> _Data shown_
####################
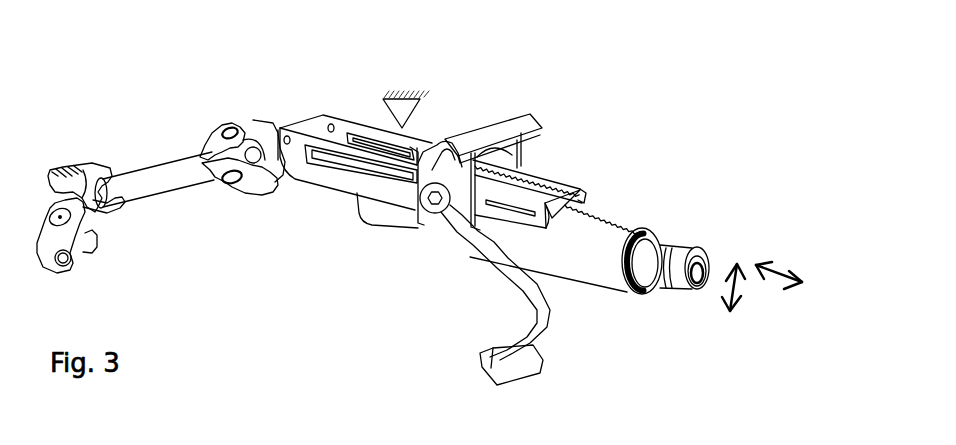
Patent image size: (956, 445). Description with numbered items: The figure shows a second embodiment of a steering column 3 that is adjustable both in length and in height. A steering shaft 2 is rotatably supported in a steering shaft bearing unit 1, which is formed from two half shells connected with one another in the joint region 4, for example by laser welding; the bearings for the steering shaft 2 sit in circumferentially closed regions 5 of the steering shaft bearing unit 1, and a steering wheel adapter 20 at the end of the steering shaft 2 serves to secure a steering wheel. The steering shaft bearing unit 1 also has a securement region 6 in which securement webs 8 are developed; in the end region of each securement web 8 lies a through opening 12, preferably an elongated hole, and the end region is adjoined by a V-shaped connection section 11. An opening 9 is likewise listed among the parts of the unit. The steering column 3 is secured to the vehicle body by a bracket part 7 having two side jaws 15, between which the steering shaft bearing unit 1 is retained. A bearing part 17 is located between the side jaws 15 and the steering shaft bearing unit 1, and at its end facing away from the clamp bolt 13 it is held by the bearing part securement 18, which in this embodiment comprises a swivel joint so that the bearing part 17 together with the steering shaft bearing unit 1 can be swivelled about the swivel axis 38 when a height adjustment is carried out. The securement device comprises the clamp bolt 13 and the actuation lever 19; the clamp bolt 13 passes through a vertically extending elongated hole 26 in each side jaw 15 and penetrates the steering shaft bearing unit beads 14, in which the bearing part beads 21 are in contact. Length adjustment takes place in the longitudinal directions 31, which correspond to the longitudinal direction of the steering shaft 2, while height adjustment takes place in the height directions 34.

The steering shaft bearing unit 1 is at (610, 212).
The steering shaft 2 is at (674, 338).
The steering column 3 is at (505, 96).
The joint region 4 is at (541, 172).
The circumferentially closed region 5 is at (350, 213).
The securement region 6 is at (470, 247).
The bracket part 7 is at (499, 108).
The securement web 8 is at (583, 190).
The opening 9 is at (626, 335).
The connection section 11 is at (439, 237).
The through opening 12 is at (480, 212).
The clamp bolt 13 is at (422, 209).
The steering shaft bearing unit bead 14 is at (494, 282).
The side jaw 15 is at (397, 193).
The bearing part 17 is at (265, 202).
The bearing part securement 18 is at (283, 126).
The actuation lever 19 is at (510, 352).
The steering wheel adapter 20 is at (687, 260).
The bearing part bead 21 is at (362, 117).
The elongated hole 26 is at (429, 83).
The longitudinal directions 31 is at (793, 252).
The height directions 34 is at (748, 318).
The swivel axis 38 is at (389, 96).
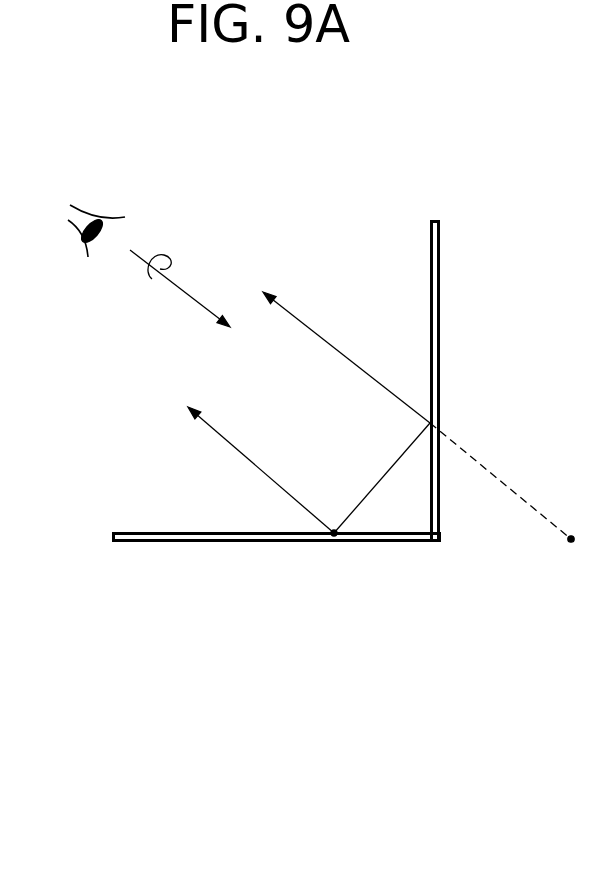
####################
> _Task description_
Rewrite all of the rows above with "embodiment" swapped for "variant" and everything else unchanged. Leave out the pictures.

> _Result of the task_
Patent image size: (956, 445). Description with numbered items: The figure shows a second variant of a steering column 3 that is adjustable both in length and in height. A steering shaft 2 is rotatably supported in a steering shaft bearing unit 1, which is formed from two half shells connected with one another in the joint region 4, for example by laser welding; the bearings for the steering shaft 2 sit in circumferentially closed regions 5 of the steering shaft bearing unit 1, and a steering wheel adapter 20 at the end of the steering shaft 2 serves to secure a steering wheel. The steering shaft bearing unit 1 also has a securement region 6 in which securement webs 8 are developed; in the end region of each securement web 8 lies a through opening 12, preferably an elongated hole, and the end region is adjoined by a V-shaped connection section 11. An opening 9 is likewise listed among the parts of the unit. The steering column 3 is secured to the vehicle body by a bracket part 7 having two side jaws 15, between which the steering shaft bearing unit 1 is retained. A bearing part 17 is located between the side jaws 15 and the steering shaft bearing unit 1, and at its end facing away from the clamp bolt 13 it is held by the bearing part securement 18, which in this variant comprises a swivel joint so that the bearing part 17 together with the steering shaft bearing unit 1 can be swivelled about the swivel axis 38 when a height adjustment is carried out. The securement device comprises the clamp bolt 13 and the actuation lever 19; the clamp bolt 13 passes through a vertically extending elongated hole 26 in each side jaw 15 and penetrates the steering shaft bearing unit beads 14, in which the bearing part beads 21 are in contact. Length adjustment takes place in the longitudinal directions 31, which correspond to the longitudinal direction of the steering shaft 2, while height adjustment takes place in the height directions 34.

The steering shaft bearing unit 1 is at (610, 212).
The steering shaft 2 is at (674, 338).
The steering column 3 is at (505, 96).
The joint region 4 is at (541, 172).
The circumferentially closed region 5 is at (350, 213).
The securement region 6 is at (470, 247).
The bracket part 7 is at (499, 108).
The securement web 8 is at (583, 190).
The opening 9 is at (626, 335).
The connection section 11 is at (439, 237).
The through opening 12 is at (480, 212).
The clamp bolt 13 is at (422, 209).
The steering shaft bearing unit bead 14 is at (494, 282).
The side jaw 15 is at (397, 193).
The bearing part 17 is at (265, 202).
The bearing part securement 18 is at (283, 126).
The actuation lever 19 is at (510, 352).
The steering wheel adapter 20 is at (687, 260).
The bearing part bead 21 is at (362, 117).
The elongated hole 26 is at (429, 83).
The longitudinal directions 31 is at (793, 252).
The height directions 34 is at (748, 318).
The swivel axis 38 is at (389, 96).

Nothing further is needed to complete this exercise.